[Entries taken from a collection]
--------------------------------

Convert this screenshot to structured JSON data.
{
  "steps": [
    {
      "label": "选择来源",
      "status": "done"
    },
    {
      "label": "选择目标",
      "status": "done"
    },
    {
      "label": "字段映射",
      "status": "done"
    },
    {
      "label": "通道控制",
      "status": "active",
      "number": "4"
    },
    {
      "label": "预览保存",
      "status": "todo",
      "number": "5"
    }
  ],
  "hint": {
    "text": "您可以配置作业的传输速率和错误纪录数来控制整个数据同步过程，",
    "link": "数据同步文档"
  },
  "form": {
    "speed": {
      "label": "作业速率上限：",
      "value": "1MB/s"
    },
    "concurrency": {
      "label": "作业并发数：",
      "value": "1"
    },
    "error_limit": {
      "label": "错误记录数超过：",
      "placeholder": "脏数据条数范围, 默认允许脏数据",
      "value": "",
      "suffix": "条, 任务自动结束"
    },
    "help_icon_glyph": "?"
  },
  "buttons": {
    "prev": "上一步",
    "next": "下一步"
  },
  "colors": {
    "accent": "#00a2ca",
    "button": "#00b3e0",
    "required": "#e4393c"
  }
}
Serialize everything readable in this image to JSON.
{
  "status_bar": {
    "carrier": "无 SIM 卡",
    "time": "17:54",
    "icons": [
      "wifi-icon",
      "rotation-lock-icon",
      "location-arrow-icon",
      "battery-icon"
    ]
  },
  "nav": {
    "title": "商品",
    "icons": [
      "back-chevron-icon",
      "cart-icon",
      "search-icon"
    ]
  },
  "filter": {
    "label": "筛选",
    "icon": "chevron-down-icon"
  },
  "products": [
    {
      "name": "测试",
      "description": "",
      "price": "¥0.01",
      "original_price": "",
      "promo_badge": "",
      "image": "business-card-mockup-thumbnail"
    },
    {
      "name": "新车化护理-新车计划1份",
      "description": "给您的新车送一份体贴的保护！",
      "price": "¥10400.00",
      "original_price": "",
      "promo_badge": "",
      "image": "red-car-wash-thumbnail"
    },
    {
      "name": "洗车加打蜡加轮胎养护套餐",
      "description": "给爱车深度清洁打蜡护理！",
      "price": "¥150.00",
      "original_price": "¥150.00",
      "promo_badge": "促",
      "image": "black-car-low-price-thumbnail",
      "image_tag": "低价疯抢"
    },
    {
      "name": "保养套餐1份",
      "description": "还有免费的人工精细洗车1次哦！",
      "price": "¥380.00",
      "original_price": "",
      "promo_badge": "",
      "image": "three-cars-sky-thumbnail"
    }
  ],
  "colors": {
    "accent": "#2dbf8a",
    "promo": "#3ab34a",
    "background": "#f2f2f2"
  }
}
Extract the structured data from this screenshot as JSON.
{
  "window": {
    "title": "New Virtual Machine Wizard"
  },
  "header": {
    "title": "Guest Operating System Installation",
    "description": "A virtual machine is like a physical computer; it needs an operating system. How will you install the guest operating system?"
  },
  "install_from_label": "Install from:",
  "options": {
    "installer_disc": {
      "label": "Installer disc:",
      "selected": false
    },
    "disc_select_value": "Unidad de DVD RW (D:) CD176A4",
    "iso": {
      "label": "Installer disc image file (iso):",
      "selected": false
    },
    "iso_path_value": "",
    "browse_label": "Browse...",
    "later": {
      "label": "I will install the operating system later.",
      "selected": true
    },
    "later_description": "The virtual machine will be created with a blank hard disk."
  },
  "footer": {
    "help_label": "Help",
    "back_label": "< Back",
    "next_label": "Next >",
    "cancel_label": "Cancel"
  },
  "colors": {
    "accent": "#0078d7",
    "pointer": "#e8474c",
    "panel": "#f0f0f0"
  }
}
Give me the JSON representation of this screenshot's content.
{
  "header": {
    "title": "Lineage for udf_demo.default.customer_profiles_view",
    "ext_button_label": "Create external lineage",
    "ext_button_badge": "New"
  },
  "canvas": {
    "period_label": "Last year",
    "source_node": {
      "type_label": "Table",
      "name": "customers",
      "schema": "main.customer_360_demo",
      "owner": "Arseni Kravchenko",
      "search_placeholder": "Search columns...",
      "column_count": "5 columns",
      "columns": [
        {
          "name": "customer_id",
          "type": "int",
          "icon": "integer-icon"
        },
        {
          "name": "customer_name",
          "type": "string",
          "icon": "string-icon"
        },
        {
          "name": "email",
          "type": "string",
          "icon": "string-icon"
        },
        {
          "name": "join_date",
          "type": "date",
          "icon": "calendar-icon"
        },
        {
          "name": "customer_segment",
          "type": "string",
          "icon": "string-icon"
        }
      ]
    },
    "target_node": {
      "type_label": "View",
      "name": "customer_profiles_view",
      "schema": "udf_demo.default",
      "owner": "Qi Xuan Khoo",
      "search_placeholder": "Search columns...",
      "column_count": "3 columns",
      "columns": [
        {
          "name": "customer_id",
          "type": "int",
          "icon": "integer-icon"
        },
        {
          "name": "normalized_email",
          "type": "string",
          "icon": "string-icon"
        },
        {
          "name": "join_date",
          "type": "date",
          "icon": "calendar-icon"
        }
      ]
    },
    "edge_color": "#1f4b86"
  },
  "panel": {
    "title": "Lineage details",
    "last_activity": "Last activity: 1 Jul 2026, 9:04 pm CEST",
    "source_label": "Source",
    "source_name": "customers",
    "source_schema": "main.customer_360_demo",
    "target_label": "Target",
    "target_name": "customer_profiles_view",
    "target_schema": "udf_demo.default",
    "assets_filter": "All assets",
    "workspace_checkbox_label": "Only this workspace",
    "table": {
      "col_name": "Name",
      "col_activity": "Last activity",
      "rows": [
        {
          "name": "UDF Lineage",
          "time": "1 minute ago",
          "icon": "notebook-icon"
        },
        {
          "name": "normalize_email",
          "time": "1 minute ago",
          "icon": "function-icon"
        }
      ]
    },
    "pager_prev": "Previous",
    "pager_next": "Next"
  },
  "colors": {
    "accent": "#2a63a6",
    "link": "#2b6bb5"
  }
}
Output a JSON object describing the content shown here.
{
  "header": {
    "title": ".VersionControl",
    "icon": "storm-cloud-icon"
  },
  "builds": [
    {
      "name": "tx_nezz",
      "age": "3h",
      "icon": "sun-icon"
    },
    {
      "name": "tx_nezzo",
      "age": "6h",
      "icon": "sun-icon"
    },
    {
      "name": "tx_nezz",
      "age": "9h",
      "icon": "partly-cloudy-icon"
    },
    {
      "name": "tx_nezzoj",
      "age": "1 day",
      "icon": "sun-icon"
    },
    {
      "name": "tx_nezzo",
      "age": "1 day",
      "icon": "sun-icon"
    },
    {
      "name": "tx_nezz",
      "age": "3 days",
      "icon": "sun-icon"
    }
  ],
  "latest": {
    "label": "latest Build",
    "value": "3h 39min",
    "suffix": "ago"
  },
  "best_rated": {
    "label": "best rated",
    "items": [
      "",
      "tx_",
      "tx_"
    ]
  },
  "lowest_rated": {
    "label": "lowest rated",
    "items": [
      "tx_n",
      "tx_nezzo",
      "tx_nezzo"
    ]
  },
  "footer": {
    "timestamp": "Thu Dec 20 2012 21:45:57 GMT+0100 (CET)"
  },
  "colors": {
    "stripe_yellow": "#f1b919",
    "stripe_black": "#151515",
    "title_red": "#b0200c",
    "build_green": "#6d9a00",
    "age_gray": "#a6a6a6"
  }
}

--------------------------------

WHAT IS BEING ASKED>
Write out all the records above again, exactly as they stand.

IN RESPONSE>
Convert this screenshot to structured JSON data.
{
  "steps": [
    {
      "label": "选择来源",
      "status": "done"
    },
    {
      "label": "选择目标",
      "status": "done"
    },
    {
      "label": "字段映射",
      "status": "done"
    },
    {
      "label": "通道控制",
      "status": "active",
      "number": "4"
    },
    {
      "label": "预览保存",
      "status": "todo",
      "number": "5"
    }
  ],
  "hint": {
    "text": "您可以配置作业的传输速率和错误纪录数来控制整个数据同步过程，",
    "link": "数据同步文档"
  },
  "form": {
    "speed": {
      "label": "作业速率上限：",
      "value": "1MB/s"
    },
    "concurrency": {
      "label": "作业并发数：",
      "value": "1"
    },
    "error_limit": {
      "label": "错误记录数超过：",
      "placeholder": "脏数据条数范围, 默认允许脏数据",
      "value": "",
      "suffix": "条, 任务自动结束"
    },
    "help_icon_glyph": "?"
  },
  "buttons": {
    "prev": "上一步",
    "next": "下一步"
  },
  "colors": {
    "accent": "#00a2ca",
    "button": "#00b3e0",
    "required": "#e4393c"
  }
}
Serialize everything readable in this image to JSON.
{
  "status_bar": {
    "carrier": "无 SIM 卡",
    "time": "17:54",
    "icons": [
      "wifi-icon",
      "rotation-lock-icon",
      "location-arrow-icon",
      "battery-icon"
    ]
  },
  "nav": {
    "title": "商品",
    "icons": [
      "back-chevron-icon",
      "cart-icon",
      "search-icon"
    ]
  },
  "filter": {
    "label": "筛选",
    "icon": "chevron-down-icon"
  },
  "products": [
    {
      "name": "测试",
      "description": "",
      "price": "¥0.01",
      "original_price": "",
      "promo_badge": "",
      "image": "business-card-mockup-thumbnail"
    },
    {
      "name": "新车化护理-新车计划1份",
      "description": "给您的新车送一份体贴的保护！",
      "price": "¥10400.00",
      "original_price": "",
      "promo_badge": "",
      "image": "red-car-wash-thumbnail"
    },
    {
      "name": "洗车加打蜡加轮胎养护套餐",
      "description": "给爱车深度清洁打蜡护理！",
      "price": "¥150.00",
      "original_price": "¥150.00",
      "promo_badge": "促",
      "image": "black-car-low-price-thumbnail",
      "image_tag": "低价疯抢"
    },
    {
      "name": "保养套餐1份",
      "description": "还有免费的人工精细洗车1次哦！",
      "price": "¥380.00",
      "original_price": "",
      "promo_badge": "",
      "image": "three-cars-sky-thumbnail"
    }
  ],
  "colors": {
    "accent": "#2dbf8a",
    "promo": "#3ab34a",
    "background": "#f2f2f2"
  }
}
Extract the structured data from this screenshot as JSON.
{
  "window": {
    "title": "New Virtual Machine Wizard"
  },
  "header": {
    "title": "Guest Operating System Installation",
    "description": "A virtual machine is like a physical computer; it needs an operating system. How will you install the guest operating system?"
  },
  "install_from_label": "Install from:",
  "options": {
    "installer_disc": {
      "label": "Installer disc:",
      "selected": false
    },
    "disc_select_value": "Unidad de DVD RW (D:) CD176A4",
    "iso": {
      "label": "Installer disc image file (iso):",
      "selected": false
    },
    "iso_path_value": "",
    "browse_label": "Browse...",
    "later": {
      "label": "I will install the operating system later.",
      "selected": true
    },
    "later_description": "The virtual machine will be created with a blank hard disk."
  },
  "footer": {
    "help_label": "Help",
    "back_label": "< Back",
    "next_label": "Next >",
    "cancel_label": "Cancel"
  },
  "colors": {
    "accent": "#0078d7",
    "pointer": "#e8474c",
    "panel": "#f0f0f0"
  }
}
Give me the JSON representation of this screenshot's content.
{
  "header": {
    "title": "Lineage for udf_demo.default.customer_profiles_view",
    "ext_button_label": "Create external lineage",
    "ext_button_badge": "New"
  },
  "canvas": {
    "period_label": "Last year",
    "source_node": {
      "type_label": "Table",
      "name": "customers",
      "schema": "main.customer_360_demo",
      "owner": "Arseni Kravchenko",
      "search_placeholder": "Search columns...",
      "column_count": "5 columns",
      "columns": [
        {
          "name": "customer_id",
          "type": "int",
          "icon": "integer-icon"
        },
        {
          "name": "customer_name",
          "type": "string",
          "icon": "string-icon"
        },
        {
          "name": "email",
          "type": "string",
          "icon": "string-icon"
        },
        {
          "name": "join_date",
          "type": "date",
          "icon": "calendar-icon"
        },
        {
          "name": "customer_segment",
          "type": "string",
          "icon": "string-icon"
        }
      ]
    },
    "target_node": {
      "type_label": "View",
      "name": "customer_profiles_view",
      "schema": "udf_demo.default",
      "owner": "Qi Xuan Khoo",
      "search_placeholder": "Search columns...",
      "column_count": "3 columns",
      "columns": [
        {
          "name": "customer_id",
          "type": "int",
          "icon": "integer-icon"
        },
        {
          "name": "normalized_email",
          "type": "string",
          "icon": "string-icon"
        },
        {
          "name": "join_date",
          "type": "date",
          "icon": "calendar-icon"
        }
      ]
    },
    "edge_color": "#1f4b86"
  },
  "panel": {
    "title": "Lineage details",
    "last_activity": "Last activity: 1 Jul 2026, 9:04 pm CEST",
    "source_label": "Source",
    "source_name": "customers",
    "source_schema": "main.customer_360_demo",
    "target_label": "Target",
    "target_name": "customer_profiles_view",
    "target_schema": "udf_demo.default",
    "assets_filter": "All assets",
    "workspace_checkbox_label": "Only this workspace",
    "table": {
      "col_name": "Name",
      "col_activity": "Last activity",
      "rows": [
        {
          "name": "UDF Lineage",
          "time": "1 minute ago",
          "icon": "notebook-icon"
        },
        {
          "name": "normalize_email",
          "time": "1 minute ago",
          "icon": "function-icon"
        }
      ]
    },
    "pager_prev": "Previous",
    "pager_next": "Next"
  },
  "colors": {
    "accent": "#2a63a6",
    "link": "#2b6bb5"
  }
}
Output a JSON object describing the content shown here.
{
  "header": {
    "title": ".VersionControl",
    "icon": "storm-cloud-icon"
  },
  "builds": [
    {
      "name": "tx_nezz",
      "age": "3h",
      "icon": "sun-icon"
    },
    {
      "name": "tx_nezzo",
      "age": "6h",
      "icon": "sun-icon"
    },
    {
      "name": "tx_nezz",
      "age": "9h",
      "icon": "partly-cloudy-icon"
    },
    {
      "name": "tx_nezzoj",
      "age": "1 day",
      "icon": "sun-icon"
    },
    {
      "name": "tx_nezzo",
      "age": "1 day",
      "icon": "sun-icon"
    },
    {
      "name": "tx_nezz",
      "age": "3 days",
      "icon": "sun-icon"
    }
  ],
  "latest": {
    "label": "latest Build",
    "value": "3h 39min",
    "suffix": "ago"
  },
  "best_rated": {
    "label": "best rated",
    "items": [
      "",
      "tx_",
      "tx_"
    ]
  },
  "lowest_rated": {
    "label": "lowest rated",
    "items": [
      "tx_n",
      "tx_nezzo",
      "tx_nezzo"
    ]
  },
  "footer": {
    "timestamp": "Thu Dec 20 2012 21:45:57 GMT+0100 (CET)"
  },
  "colors": {
    "stripe_yellow": "#f1b919",
    "stripe_black": "#151515",
    "title_red": "#b0200c",
    "build_green": "#6d9a00",
    "age_gray": "#a6a6a6"
  }
}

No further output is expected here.